▶ _Direction_: Go through the records and extract every line with the word "beauty".

Source data:
+ + + + +
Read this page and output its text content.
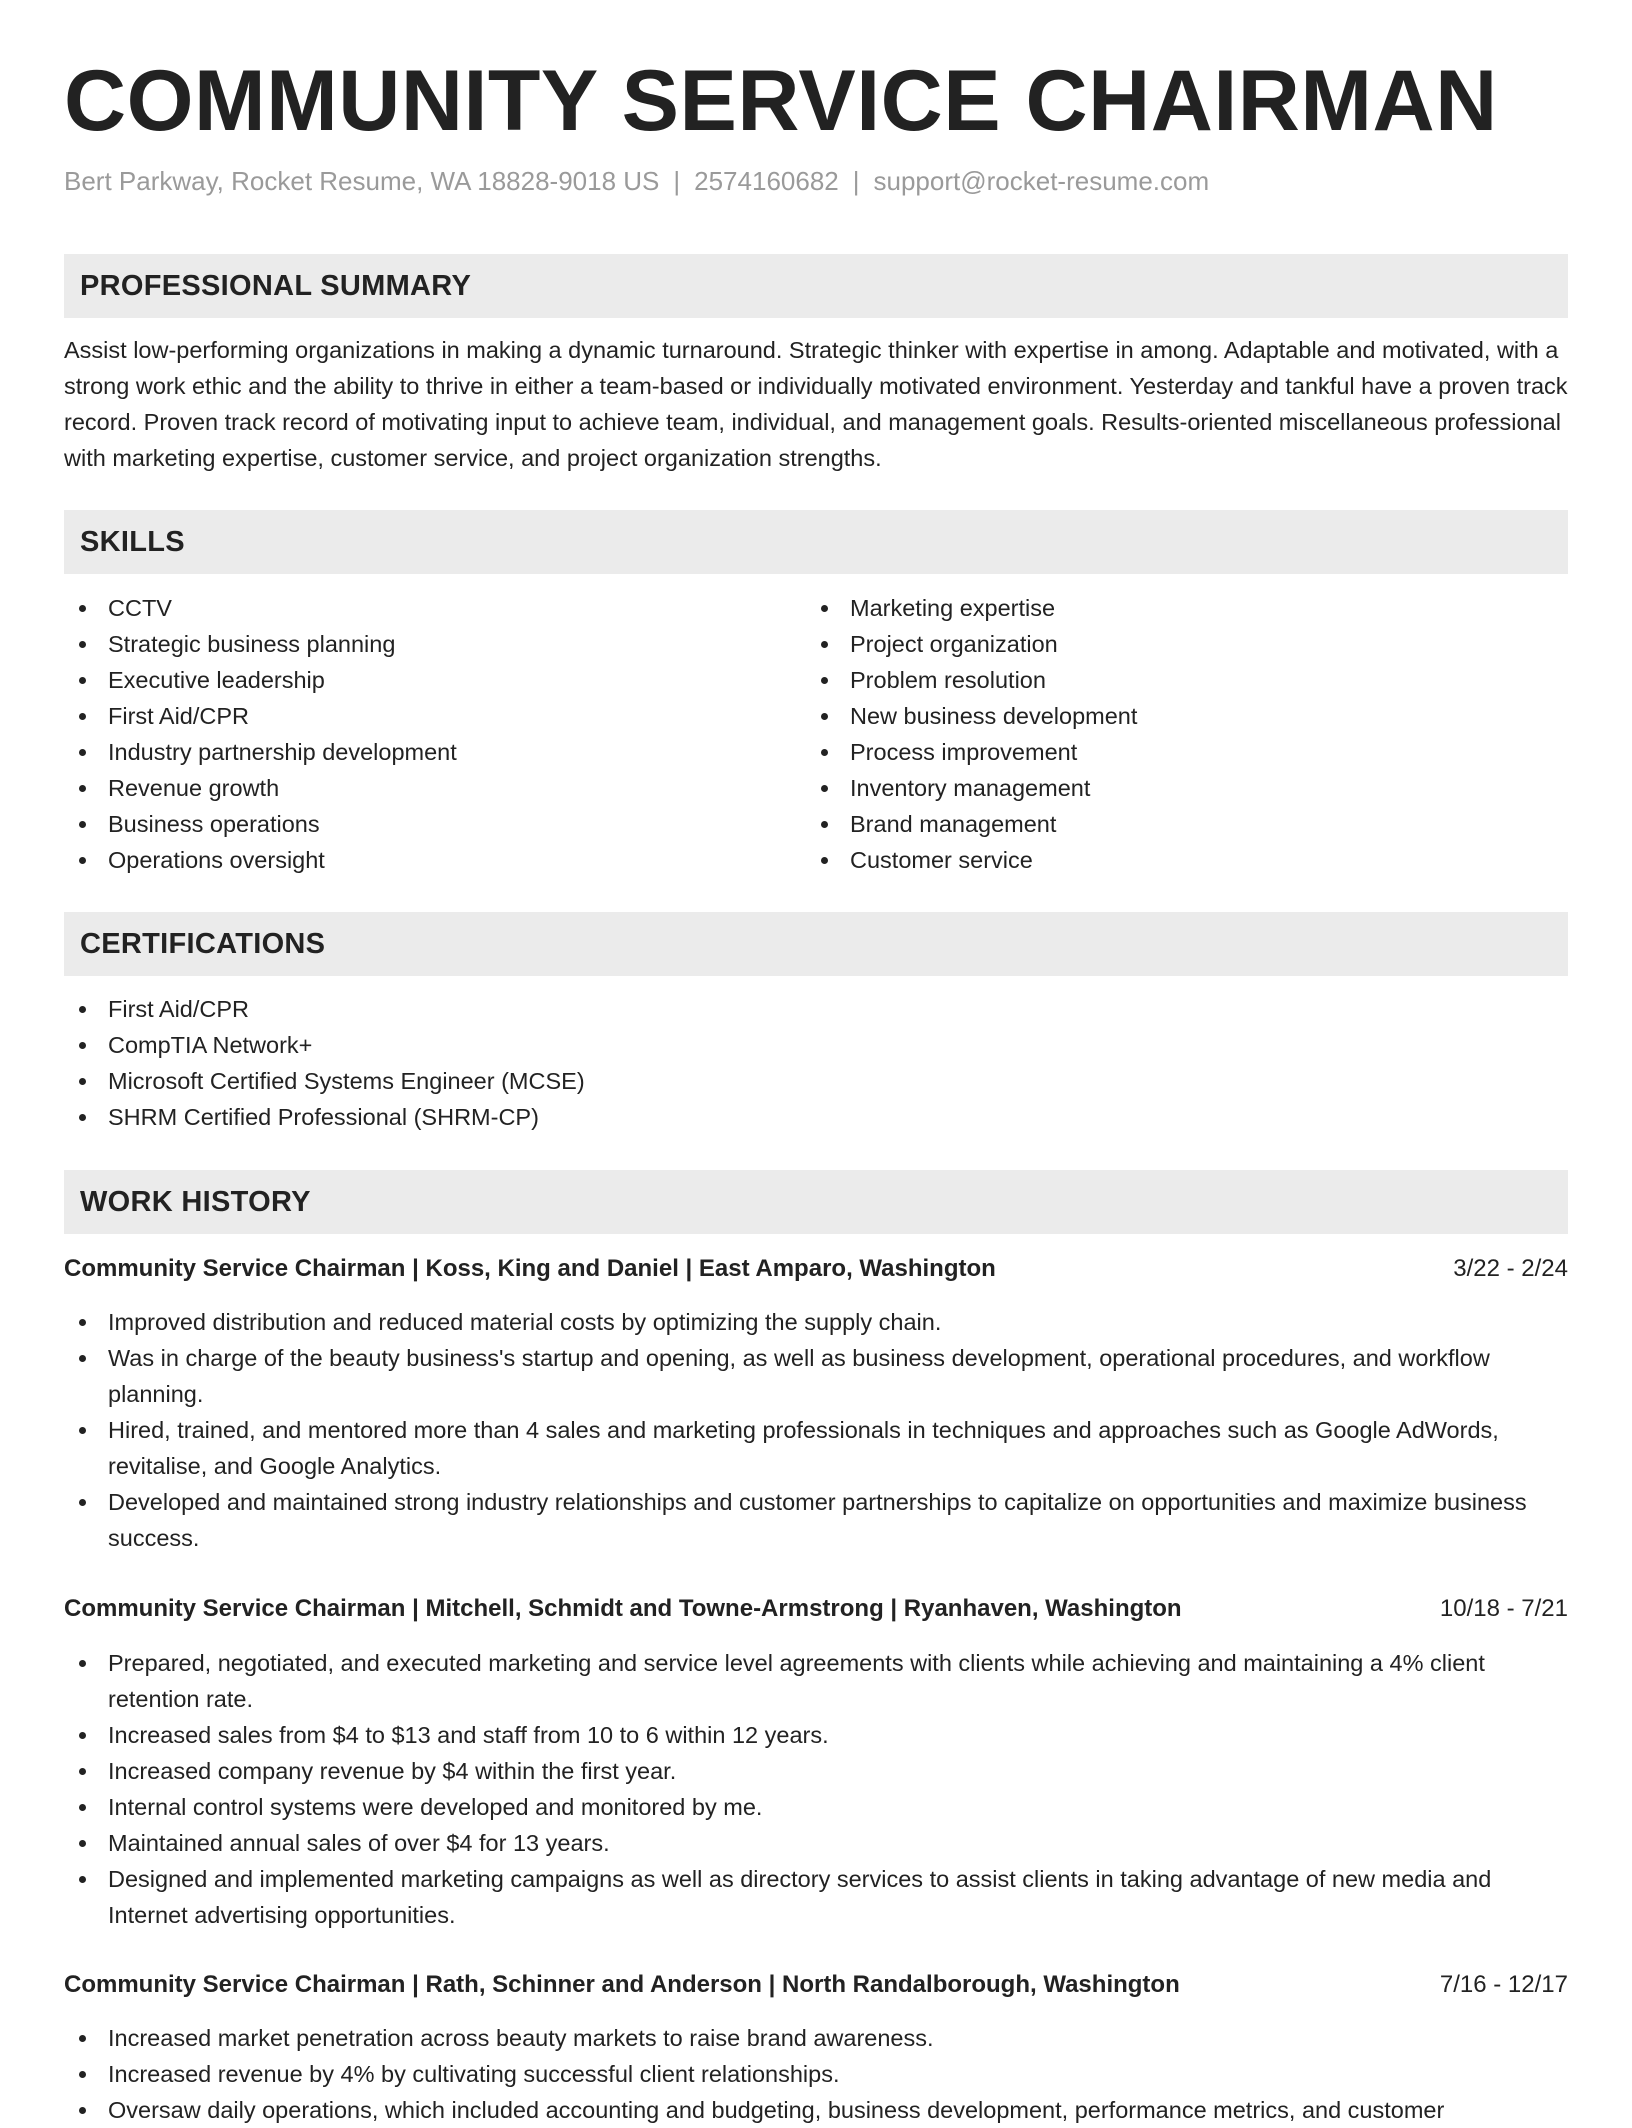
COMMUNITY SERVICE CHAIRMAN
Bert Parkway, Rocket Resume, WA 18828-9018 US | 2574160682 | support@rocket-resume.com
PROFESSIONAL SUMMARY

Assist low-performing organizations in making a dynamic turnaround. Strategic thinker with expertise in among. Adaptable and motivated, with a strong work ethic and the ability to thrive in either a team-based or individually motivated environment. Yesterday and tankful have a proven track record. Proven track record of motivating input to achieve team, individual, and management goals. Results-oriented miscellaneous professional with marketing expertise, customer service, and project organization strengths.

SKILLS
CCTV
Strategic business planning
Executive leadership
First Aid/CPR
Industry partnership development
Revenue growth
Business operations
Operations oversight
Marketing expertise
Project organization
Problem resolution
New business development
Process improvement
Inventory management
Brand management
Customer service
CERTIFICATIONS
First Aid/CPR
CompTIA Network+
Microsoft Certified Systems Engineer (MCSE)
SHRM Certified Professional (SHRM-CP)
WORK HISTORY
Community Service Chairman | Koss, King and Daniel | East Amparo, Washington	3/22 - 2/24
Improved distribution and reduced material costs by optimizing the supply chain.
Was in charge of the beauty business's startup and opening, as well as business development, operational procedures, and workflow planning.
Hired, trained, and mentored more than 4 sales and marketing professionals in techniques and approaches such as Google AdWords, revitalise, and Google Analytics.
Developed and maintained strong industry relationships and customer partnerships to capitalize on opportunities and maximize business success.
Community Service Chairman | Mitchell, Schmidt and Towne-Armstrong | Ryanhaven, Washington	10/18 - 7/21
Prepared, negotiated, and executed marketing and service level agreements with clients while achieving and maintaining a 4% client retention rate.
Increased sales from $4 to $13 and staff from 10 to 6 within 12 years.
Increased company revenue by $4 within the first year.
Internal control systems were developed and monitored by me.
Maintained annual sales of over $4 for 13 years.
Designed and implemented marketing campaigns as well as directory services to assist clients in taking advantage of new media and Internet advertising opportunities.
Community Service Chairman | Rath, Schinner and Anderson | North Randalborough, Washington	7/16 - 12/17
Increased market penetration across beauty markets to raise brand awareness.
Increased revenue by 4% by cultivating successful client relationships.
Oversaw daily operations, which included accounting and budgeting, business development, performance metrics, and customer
+ + + + +
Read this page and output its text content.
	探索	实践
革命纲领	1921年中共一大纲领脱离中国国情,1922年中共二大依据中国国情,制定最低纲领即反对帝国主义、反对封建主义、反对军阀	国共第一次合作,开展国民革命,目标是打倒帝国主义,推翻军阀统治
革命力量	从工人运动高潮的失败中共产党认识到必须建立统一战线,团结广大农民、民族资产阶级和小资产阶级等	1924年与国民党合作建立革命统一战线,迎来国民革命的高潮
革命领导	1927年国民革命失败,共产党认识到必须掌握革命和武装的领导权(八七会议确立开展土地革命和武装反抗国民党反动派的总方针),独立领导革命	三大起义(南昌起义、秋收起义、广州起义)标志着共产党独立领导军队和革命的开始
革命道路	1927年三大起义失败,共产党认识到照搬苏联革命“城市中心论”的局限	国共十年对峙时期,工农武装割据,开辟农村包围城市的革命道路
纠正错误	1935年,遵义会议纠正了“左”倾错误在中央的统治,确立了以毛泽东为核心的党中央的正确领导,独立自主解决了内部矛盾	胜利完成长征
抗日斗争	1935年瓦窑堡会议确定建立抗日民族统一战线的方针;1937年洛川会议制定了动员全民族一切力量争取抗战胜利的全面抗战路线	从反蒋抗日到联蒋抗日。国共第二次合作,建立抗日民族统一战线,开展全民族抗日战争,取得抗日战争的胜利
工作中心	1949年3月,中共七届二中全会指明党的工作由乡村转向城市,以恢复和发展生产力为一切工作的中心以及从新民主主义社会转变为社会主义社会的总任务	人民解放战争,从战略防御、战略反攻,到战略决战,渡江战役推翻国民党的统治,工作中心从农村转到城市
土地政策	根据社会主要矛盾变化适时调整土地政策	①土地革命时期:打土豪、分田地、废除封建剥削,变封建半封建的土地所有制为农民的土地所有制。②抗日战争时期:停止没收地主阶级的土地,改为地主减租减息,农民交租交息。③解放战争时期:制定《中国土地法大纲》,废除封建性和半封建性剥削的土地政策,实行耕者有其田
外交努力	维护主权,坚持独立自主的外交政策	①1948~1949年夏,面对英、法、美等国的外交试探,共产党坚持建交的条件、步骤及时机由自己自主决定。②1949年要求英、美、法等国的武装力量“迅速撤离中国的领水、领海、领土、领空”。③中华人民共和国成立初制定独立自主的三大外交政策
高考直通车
+ + + + +
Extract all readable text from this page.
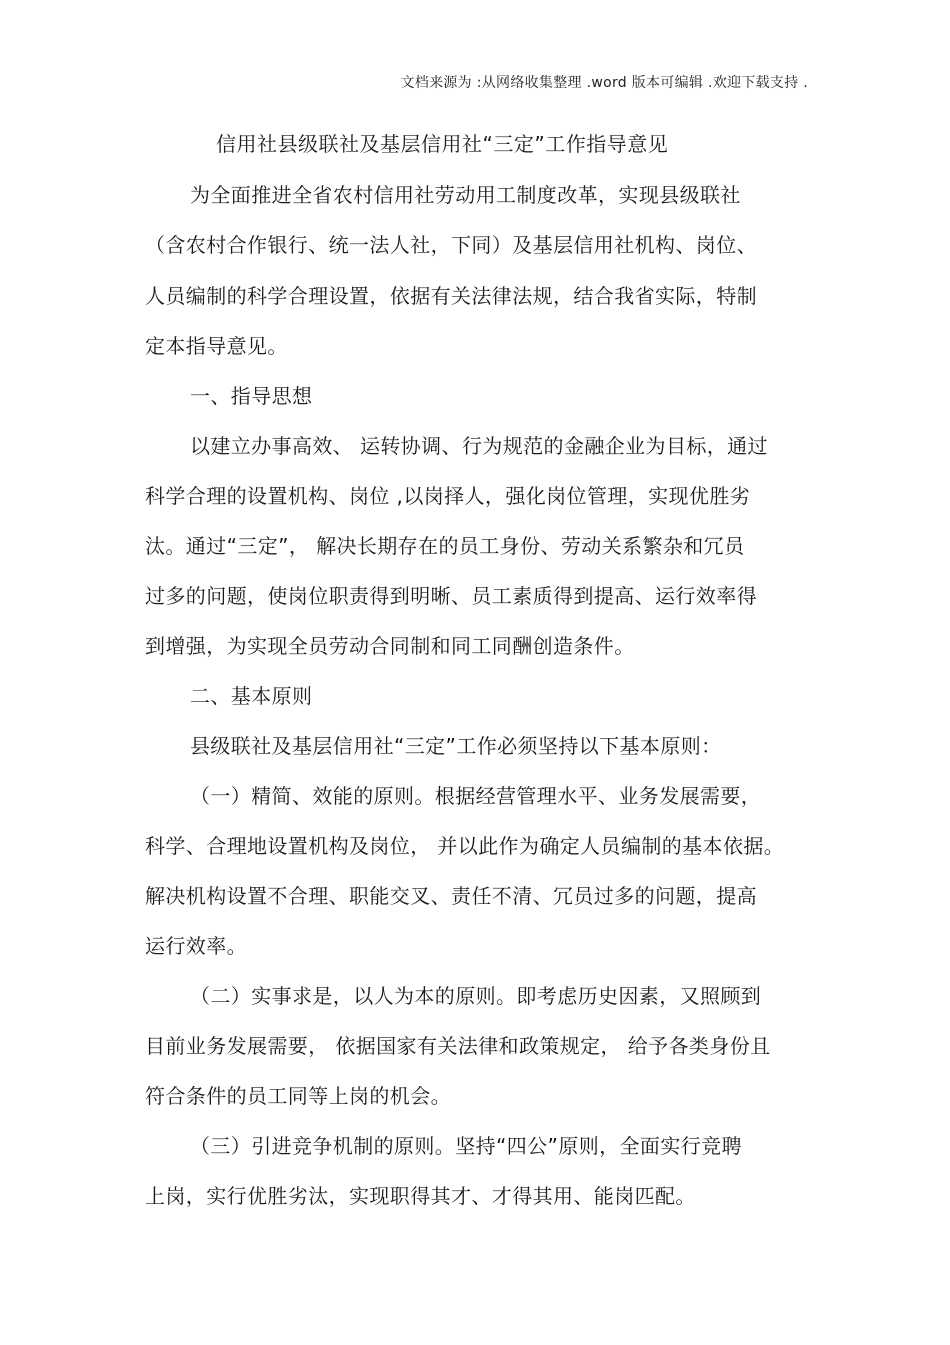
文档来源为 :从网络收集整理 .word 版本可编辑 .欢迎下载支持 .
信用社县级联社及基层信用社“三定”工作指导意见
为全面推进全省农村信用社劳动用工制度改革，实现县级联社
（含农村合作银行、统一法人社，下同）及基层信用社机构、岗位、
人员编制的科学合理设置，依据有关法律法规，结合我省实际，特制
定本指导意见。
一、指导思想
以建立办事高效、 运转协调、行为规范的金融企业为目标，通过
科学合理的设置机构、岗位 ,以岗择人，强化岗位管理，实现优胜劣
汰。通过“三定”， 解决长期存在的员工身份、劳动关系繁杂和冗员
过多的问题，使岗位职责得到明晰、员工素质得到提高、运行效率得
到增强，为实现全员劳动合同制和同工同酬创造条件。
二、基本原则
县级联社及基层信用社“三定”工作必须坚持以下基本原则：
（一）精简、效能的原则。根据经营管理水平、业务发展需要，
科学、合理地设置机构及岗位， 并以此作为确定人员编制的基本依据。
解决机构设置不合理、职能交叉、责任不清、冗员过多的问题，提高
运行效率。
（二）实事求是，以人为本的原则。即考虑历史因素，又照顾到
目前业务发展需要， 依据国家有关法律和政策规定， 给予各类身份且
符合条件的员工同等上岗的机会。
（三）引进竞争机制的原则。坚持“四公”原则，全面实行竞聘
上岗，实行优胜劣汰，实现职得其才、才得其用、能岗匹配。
+ + + + +
▶ _Problem solution_:
Was in charge of the beauty business's startup and opening, as well as business development, operational procedures, and workflow planning.
Increased market penetration across beauty markets to raise brand awareness.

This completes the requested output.